FRAGMENTO CITADO ->
__________________________________________________

Sé que pasarán los meses, pero no olvidaré esa mañana de viernes en lo que parecía el fin del mundo.

Leticia Vila-Sanjuán.
Leticia Vila-Sanjuán.

Pasé el fin de año de 2014 visitando a mi amiga Anna, que trabajaba como corresponsal en Nueva York. Fue un invierno especialmente gélido y justo después de que me fuera la ciudad sucumbió a la tormenta de nieve Juno, que detuvo toda la actividad durante varios días. Recuerdo perfectamente nuestra excursión al MoMa el 3 de enero, las capas de abrigos que nos sacamos al entrar al museo abarrotado de gente. Los cuadros más famosos estaban fuera de nuestra vista, detrás de hordas de turistas que, como yo, querían sacarse una foto con la noche estrellada de Van Gogh o el colosal lienzo de Pollock. Un poema de Tranströmer dice: «Lo único que quiero decir reluce fuera de alcance como la platería en la casa de empeños». Porque a veces lo que más deseamos ver lo atisbamos por su reflejo. Queda, como los cuadros de esa tarde de enero, lejos de nuestro alcance.

Esa había sido mi última visita al museo de arte moderno. Los museos en Nueva York empezaron a reabrir hace pocas semanas, con unas restricciones muy estrictas y al 25% de su capacidad total. Para ir hay que comprar entradas programadas con bastante antelación y la cola virtual para sacar tickets del MoMa es la experiencia más cercana a conseguir entradas de Glastonbury que se puede tener este año. Después de varios minutos en tensión frente a la pantalla del ordenador lo conseguí. Me sentí afortunada y veloz, mi compañera de piso y yo teníamos entradas para ir un viernes a media mañana.

__________________________________________________

Datos de anotación de la maquetación visual:
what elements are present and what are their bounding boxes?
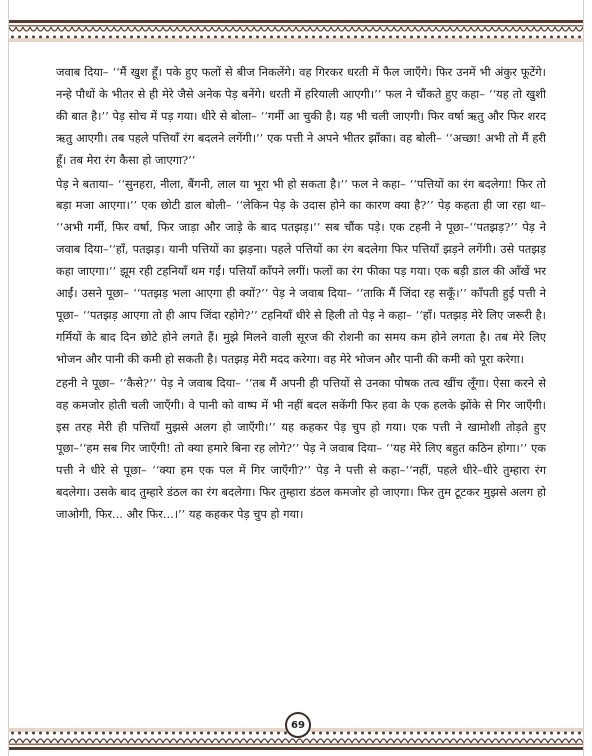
page-number: 69 bbox=[291, 719, 305, 731]
paragraph-3: टहनी ने पूछा– ‘‘कैसे?’’ पेड़ ने जवाब दिया– ‘‘तब मैं अपनी ही पत्तियों से उनका पोषक तत्व खींच लूँगा। ऐसा करने से वह कमजोर होती चली जाएँगी। वे पानी को वाष्प में भी नहीं बदल सकेंगी फिर हवा के एक हलके झोंके से गिर जाएँगी। इस तरह मेरी ही पत्तियाँ मुझसे अलग हो जाएँगी।’’ यह कहकर पेड़ चुप हो गया। एक पत्ती ने खामोशी तोड़ते हुए पूछा–‘‘हम सब गिर जाएँगी! तो क्या हमारे बिना रह लोगे?’’ पेड़ ने जवाब दिया– ‘‘यह मेरे लिए बहुत कठिन होगा।’’ एक पत्ती ने धीरे से पूछा– ‘‘क्या हम एक पल में गिर जाएँगी?’’ पेड़ ने पत्ती से कहा–‘‘नहीं, पहले धीरे–धीरे तुम्हारा रंग बदलेगा। उसके बाद तुम्हारे डंठल का रंग बदलेगा। फिर तुम्हारा डंठल कमजोर हो जाएगा। फिर तुम टूटकर मुझसे अलग हो जाओगी, फिर... और फिर...।’’ यह कहकर पेड़ चुप हो गया। bbox=[56, 375, 546, 522]
paragraph-1: जवाब दिया– ‘‘मैं खुश हूँ। पके हुए फलों से बीज निकलेंगे। वह गिरकर धरती में फैल जाएँगे। फिर उनमें भी अंकुर फूटेंगे। नन्हे पौधों के भीतर से ही मेरे जैसे अनेक पेड़ बनेंगे। धरती में हरियाली आएगी।’’ फल ने चौंकते हुए कहा– ‘‘यह तो खुशी की बात है।’’ पेड़ सोच में पड़ गया। धीरे से बोला– ‘‘गर्मी आ चुकी है। यह भी चली जाएगी। फिर वर्षा ऋतु और फिर शरद ऋतु आएगी। तब पहले पत्तियाँ रंग बदलने लगेंगी।’’ एक पत्ती ने अपने भीतर झाँका। वह बोली– ‘‘अच्छा! अभी तो मैं हरी हूँ। तब मेरा रंग कैसा हो जाएगा?’’ bbox=[56, 65, 546, 167]
top-decorative-border bbox=[9, 20, 583, 42]
page-number-badge bbox=[285, 712, 311, 738]
paragraph-2: पेड़ ने बताया– ‘‘सुनहरा, नीला, बैंगनी, लाल या भूरा भी हो सकता है।’’ फल ने कहा– ‘‘पत्तियों का रंग बदलेगा! फिर तो बड़ा मजा आएगा।’’ एक छोटी डाल बोली– ‘‘लेकिन पेड़ के उदास होने का कारण क्या है?’’ पेड़ कहता ही जा रहा था– ‘‘अभी गर्मी, फिर वर्षा, फिर जाड़ा और जाड़े के बाद पतझड़।’’ सब चौंक पड़े। एक टहनी ने पूछा–‘‘पतझड़?’’ पेड़ ने जवाब दिया–‘‘हाँ, पतझड़। यानी पत्तियों का झड़ना। पहले पत्तियों का रंग बदलेगा फिर पत्तियाँ झड़ने लगेंगी। उसे पतझड़ कहा जाएगा।’’ झूम रही टहनियाँ थम गईं। पत्तियाँ काँपने लगीं। फलों का रंग फीका पड़ गया। एक बड़ी डाल की आँखें भर आईं। उसने पूछा– ‘‘पतझड़ भला आएगा ही क्यों?’’ पेड़ ने जवाब दिया– ‘‘ताकि मैं जिंदा रह सकूँ।’’ काँपती हुई पत्ती ने पूछा– ‘‘पतझड़ आएगा तो ही आप जिंदा रहोगे?’’ टहनियाँ धीरे से हिली तो पेड़ ने कहा– ‘‘हाँ। पतझड़ मेरे लिए जरूरी है। गर्मियों के बाद दिन छोटे होने लगते हैं। मुझे मिलने वाली सूरज की रोशनी का समय कम होने लगता है। तब मेरे लिए भोजन और पानी की कमी हो सकती है। पतझड़ मेरी मदद करेगा। वह मेरे भोजन और पानी की कमी को पूरा करेगा। bbox=[56, 176, 546, 366]
story-text bbox=[56, 62, 546, 528]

__________________________________________________

QUÉ SE PIDE ->
- a) Responde con base en el relato sobre el MoMA:
(i) ¿Dónde trabajaba Anna como corresponsal?
(ii) ¿En qué fecha fue la excursión al MoMa?
(iii) ¿A qué porcentaje de su capacidad total reabrieron los museos de Nueva York?
- b) Convierte en una lista el párrafo del relato sobre el MoMA que empieza por «Esa había sido mi última visita», sin perder sus datos principales.
- c) Prosigue el relato sobre el MoMA a partir del punto en que se interrumpe.

EN RESPUESTA ->
- a)
(i) En Nueva York.
(ii) El 3 de enero.
(iii) Al 25 %.

- b)
- Esa fue mi última visita al MoMA.
- Los museos de Nueva York reabrieron hace pocas semanas, con restricciones muy estrictas y al 25 % de su capacidad total.
- Hay que comprar con bastante antelación entradas para una hora programada.
- La cola virtual del MoMA es lo más parecido este año a conseguir entradas para Glastonbury.
- Tras varios minutos de tensión frente al ordenador conseguí las entradas y me sentí afortunada y veloz.
- Mi compañera de piso y yo teníamos entradas para un viernes a media mañana.

- c)
Recorrer un museo tan célebre casi vacío constituye una experiencia entre religiosa y distópica. De repente, teníamos todo el tiempo del mundo para ver la gigantesca colección a solas. Liberadas de la presión de ir directas a los cuadros que hay que ver, caminamos sin rumbo. A pesar de que tanto mi amiga como yo habíamos estudiado historia del arte en la universidad, nos centramos en el disfrute puramente subjetivo. La escritora Olivia Laing explora en La ciudad solitaria la relación entre las obras de varios artistas y la soledad salvaje que uno puede llegar a experimentar en Nueva York. Ella se sentía extremadamente perdida rodeada de gente. Los lienzos de Hopper y sus protagonistas melancólicos que miran al infinito siguen compartiéndose más que nunca estos días porque reflejan muy bien esa sensación de alienación en los tiempos de la distancia social. Podemos sentirnos solos en un restaurante rodeados de gente, en una habitación de hotel, en pareja o en una calle transitada de una gran ciudad. Y ver un cuadro de Hopper, irónicamente, nos hace sentir menos solos en nuestra experiencia particular.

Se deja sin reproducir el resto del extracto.